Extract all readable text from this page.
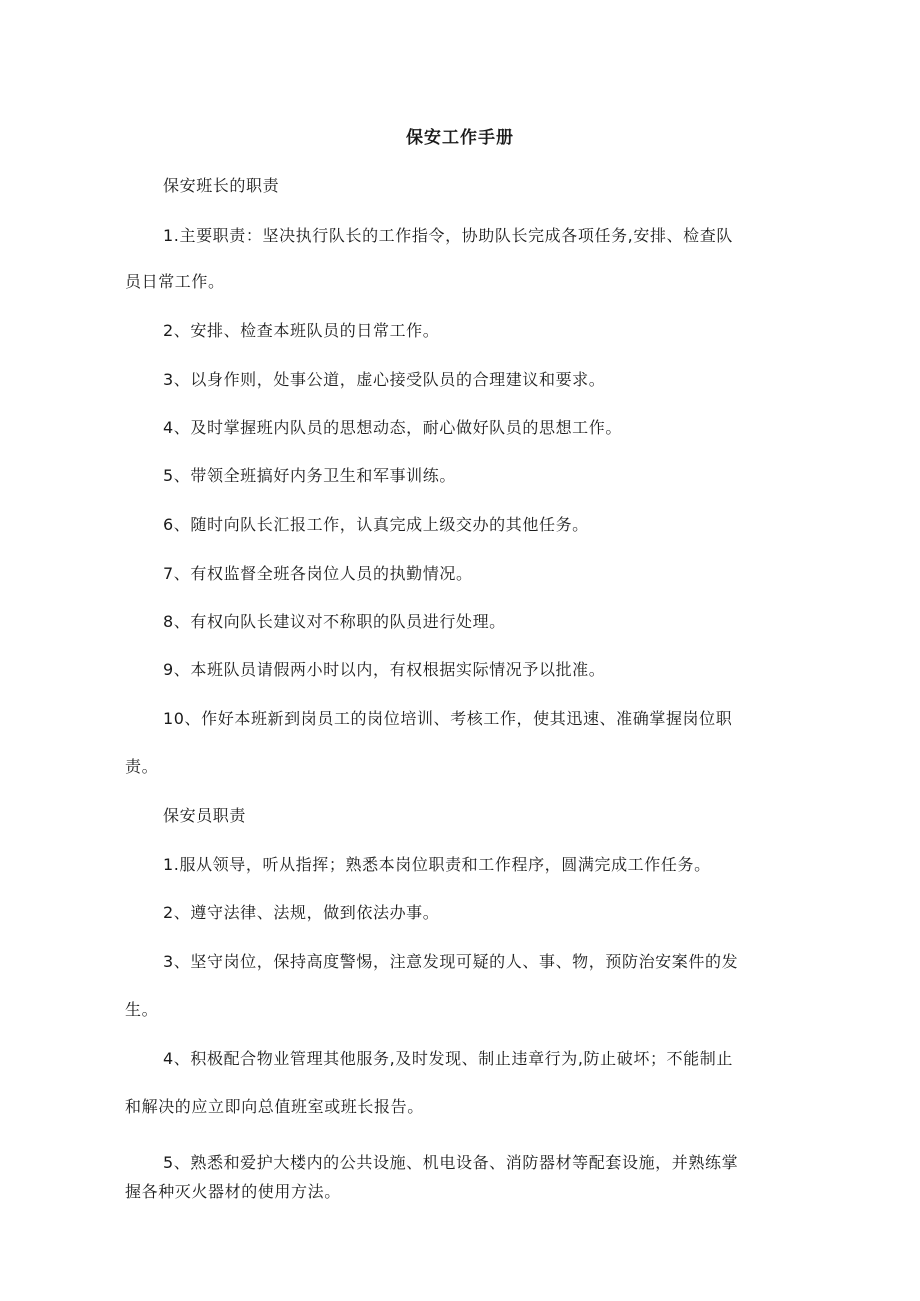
保安工作手册
保安班长的职责
1.主要职责：坚决执行队长的工作指令，协助队长完成各项任务,安排、检查队
员日常工作。
2、安排、检查本班队员的日常工作。
3、以身作则，处事公道，虚心接受队员的合理建议和要求。
4、及时掌握班内队员的思想动态，耐心做好队员的思想工作。
5、带领全班搞好内务卫生和军事训练。
6、随时向队长汇报工作，认真完成上级交办的其他任务。
7、有权监督全班各岗位人员的执勤情况。
8、有权向队长建议对不称职的队员进行处理。
9、本班队员请假两小时以内，有权根据实际情况予以批准。
10、作好本班新到岗员工的岗位培训、考核工作，使其迅速、准确掌握岗位职
责。
保安员职责
1.服从领导，听从指挥；熟悉本岗位职责和工作程序，圆满完成工作任务。
2、遵守法律、法规，做到依法办事。
3、坚守岗位，保持高度警惕，注意发现可疑的人、事、物，预防治安案件的发
生。
4、积极配合物业管理其他服务,及时发现、制止违章行为,防止破坏；不能制止
和解决的应立即向总值班室或班长报告。
5、熟悉和爱护大楼内的公共设施、机电设备、消防器材等配套设施，并熟练掌
握各种灭火器材的使用方法。
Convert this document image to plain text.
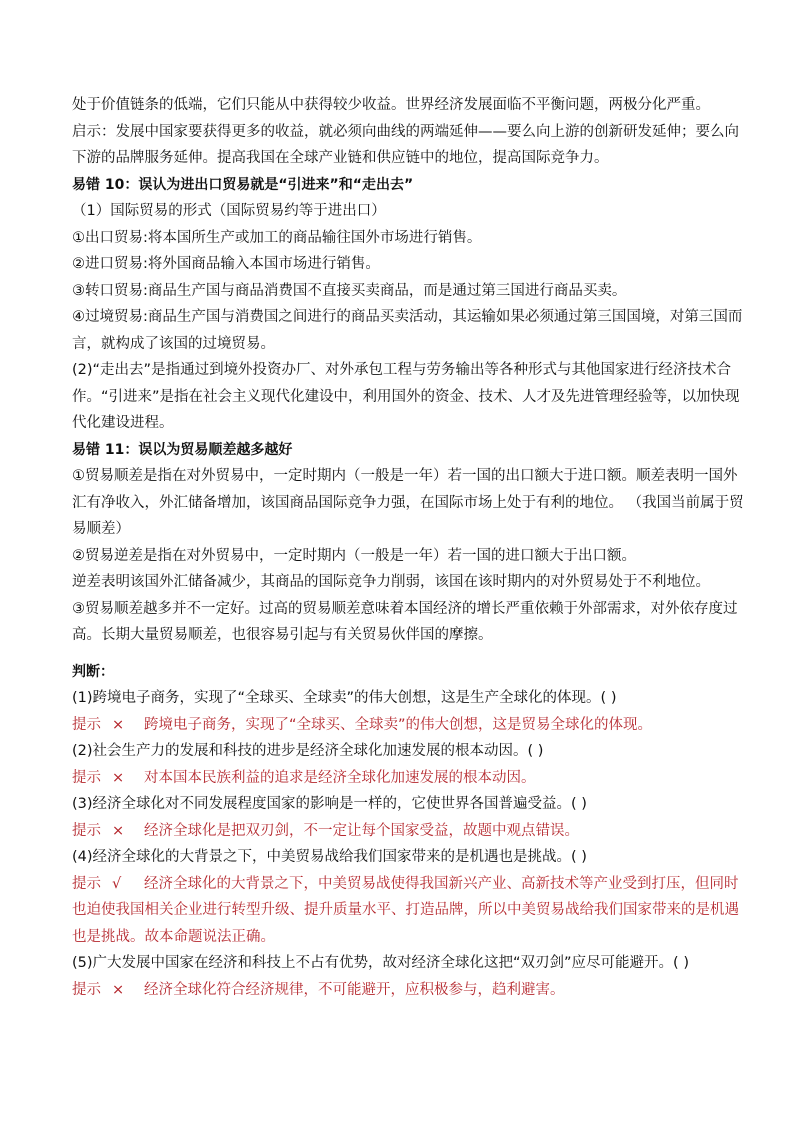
处于价值链条的低端，它们只能从中获得较少收益。世界经济发展面临不平衡问题，两极分化严重。
启示：发展中国家要获得更多的收益，就必须向曲线的两端延伸——要么向上游的创新研发延伸；要么向
下游的品牌服务延伸。提高我国在全球产业链和供应链中的地位，提高国际竞争力。
易错 10：误认为进出口贸易就是“引进来”和“走出去”
（1）国际贸易的形式（国际贸易约等于进出口）
①出口贸易:将本国所生产或加工的商品输往国外市场进行销售。
②进口贸易:将外国商品输入本国市场进行销售。
③转口贸易:商品生产国与商品消费国不直接买卖商品，而是通过第三国进行商品买卖。
④过境贸易:商品生产国与消费国之间进行的商品买卖活动，其运输如果必须通过第三国国境，对第三国而
言，就构成了该国的过境贸易。
(2)“走出去”是指通过到境外投资办厂、对外承包工程与劳务输出等各种形式与其他国家进行经济技术合
作。“引进来”是指在社会主义现代化建设中，利用国外的资金、技术、人才及先进管理经验等，以加快现
代化建设进程。
易错 11：误以为贸易顺差越多越好
①贸易顺差是指在对外贸易中，一定时期内（一般是一年）若一国的出口额大于进口额。顺差表明一国外
汇有净收入，外汇储备增加，该国商品国际竞争力强，在国际市场上处于有利的地位。 （我国当前属于贸
易顺差）
②贸易逆差是指在对外贸易中，一定时期内（一般是一年）若一国的进口额大于出口额。
逆差表明该国外汇储备减少，其商品的国际竞争力削弱，该国在该时期内的对外贸易处于不利地位。
③贸易顺差越多并不一定好。过高的贸易顺差意味着本国经济的增长严重依赖于外部需求，对外依存度过
高。长期大量贸易顺差，也很容易引起与有关贸易伙伴国的摩擦。
判断：
(1)跨境电子商务，实现了“全球买、全球卖”的伟大创想，这是生产全球化的体现。( )
提示 × 跨境电子商务，实现了“全球买、全球卖”的伟大创想，这是贸易全球化的体现。
(2)社会生产力的发展和科技的进步是经济全球化加速发展的根本动因。( )
提示 × 对本国本民族利益的追求是经济全球化加速发展的根本动因。
(3)经济全球化对不同发展程度国家的影响是一样的，它使世界各国普遍受益。( )
提示 × 经济全球化是把双刃剑，不一定让每个国家受益，故题中观点错误。
(4)经济全球化的大背景之下，中美贸易战给我们国家带来的是机遇也是挑战。( )
提示 √ 经济全球化的大背景之下，中美贸易战使得我国新兴产业、高新技术等产业受到打压，但同时
也迫使我国相关企业进行转型升级、提升质量水平、打造品牌，所以中美贸易战给我们国家带来的是机遇
也是挑战。故本命题说法正确。
(5)广大发展中国家在经济和科技上不占有优势，故对经济全球化这把“双刃剑”应尽可能避开。( )
提示 × 经济全球化符合经济规律，不可能避开，应积极参与，趋利避害。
________________________________________
**What to work on**
Any pictures should be dropped; transcribe the rest of the records above exactly.

**Full answer**
Extract all readable text from this page.
保安工作手册
保安班长的职责
1.主要职责：坚决执行队长的工作指令，协助队长完成各项任务,安排、检查队
员日常工作。
2、安排、检查本班队员的日常工作。
3、以身作则，处事公道，虚心接受队员的合理建议和要求。
4、及时掌握班内队员的思想动态，耐心做好队员的思想工作。
5、带领全班搞好内务卫生和军事训练。
6、随时向队长汇报工作，认真完成上级交办的其他任务。
7、有权监督全班各岗位人员的执勤情况。
8、有权向队长建议对不称职的队员进行处理。
9、本班队员请假两小时以内，有权根据实际情况予以批准。
10、作好本班新到岗员工的岗位培训、考核工作，使其迅速、准确掌握岗位职
责。
保安员职责
1.服从领导，听从指挥；熟悉本岗位职责和工作程序，圆满完成工作任务。
2、遵守法律、法规，做到依法办事。
3、坚守岗位，保持高度警惕，注意发现可疑的人、事、物，预防治安案件的发
生。
4、积极配合物业管理其他服务,及时发现、制止违章行为,防止破坏；不能制止
和解决的应立即向总值班室或班长报告。
5、熟悉和爱护大楼内的公共设施、机电设备、消防器材等配套设施，并熟练掌
握各种灭火器材的使用方法。
Convert this document image to plain text.
处于价值链条的低端，它们只能从中获得较少收益。世界经济发展面临不平衡问题，两极分化严重。
启示：发展中国家要获得更多的收益，就必须向曲线的两端延伸——要么向上游的创新研发延伸；要么向
下游的品牌服务延伸。提高我国在全球产业链和供应链中的地位，提高国际竞争力。
易错 10：误认为进出口贸易就是“引进来”和“走出去”
（1）国际贸易的形式（国际贸易约等于进出口）
①出口贸易:将本国所生产或加工的商品输往国外市场进行销售。
②进口贸易:将外国商品输入本国市场进行销售。
③转口贸易:商品生产国与商品消费国不直接买卖商品，而是通过第三国进行商品买卖。
④过境贸易:商品生产国与消费国之间进行的商品买卖活动，其运输如果必须通过第三国国境，对第三国而
言，就构成了该国的过境贸易。
(2)“走出去”是指通过到境外投资办厂、对外承包工程与劳务输出等各种形式与其他国家进行经济技术合
作。“引进来”是指在社会主义现代化建设中，利用国外的资金、技术、人才及先进管理经验等，以加快现
代化建设进程。
易错 11：误以为贸易顺差越多越好
①贸易顺差是指在对外贸易中，一定时期内（一般是一年）若一国的出口额大于进口额。顺差表明一国外
汇有净收入，外汇储备增加，该国商品国际竞争力强，在国际市场上处于有利的地位。 （我国当前属于贸
易顺差）
②贸易逆差是指在对外贸易中，一定时期内（一般是一年）若一国的进口额大于出口额。
逆差表明该国外汇储备减少，其商品的国际竞争力削弱，该国在该时期内的对外贸易处于不利地位。
③贸易顺差越多并不一定好。过高的贸易顺差意味着本国经济的增长严重依赖于外部需求，对外依存度过
高。长期大量贸易顺差，也很容易引起与有关贸易伙伴国的摩擦。
判断：
(1)跨境电子商务，实现了“全球买、全球卖”的伟大创想，这是生产全球化的体现。( )
提示 × 跨境电子商务，实现了“全球买、全球卖”的伟大创想，这是贸易全球化的体现。
(2)社会生产力的发展和科技的进步是经济全球化加速发展的根本动因。( )
提示 × 对本国本民族利益的追求是经济全球化加速发展的根本动因。
(3)经济全球化对不同发展程度国家的影响是一样的，它使世界各国普遍受益。( )
提示 × 经济全球化是把双刃剑，不一定让每个国家受益，故题中观点错误。
(4)经济全球化的大背景之下，中美贸易战给我们国家带来的是机遇也是挑战。( )
提示 √ 经济全球化的大背景之下，中美贸易战使得我国新兴产业、高新技术等产业受到打压，但同时
也迫使我国相关企业进行转型升级、提升质量水平、打造品牌，所以中美贸易战给我们国家带来的是机遇
也是挑战。故本命题说法正确。
(5)广大发展中国家在经济和科技上不占有优势，故对经济全球化这把“双刃剑”应尽可能避开。( )
提示 × 经济全球化符合经济规律，不可能避开，应积极参与，趋利避害。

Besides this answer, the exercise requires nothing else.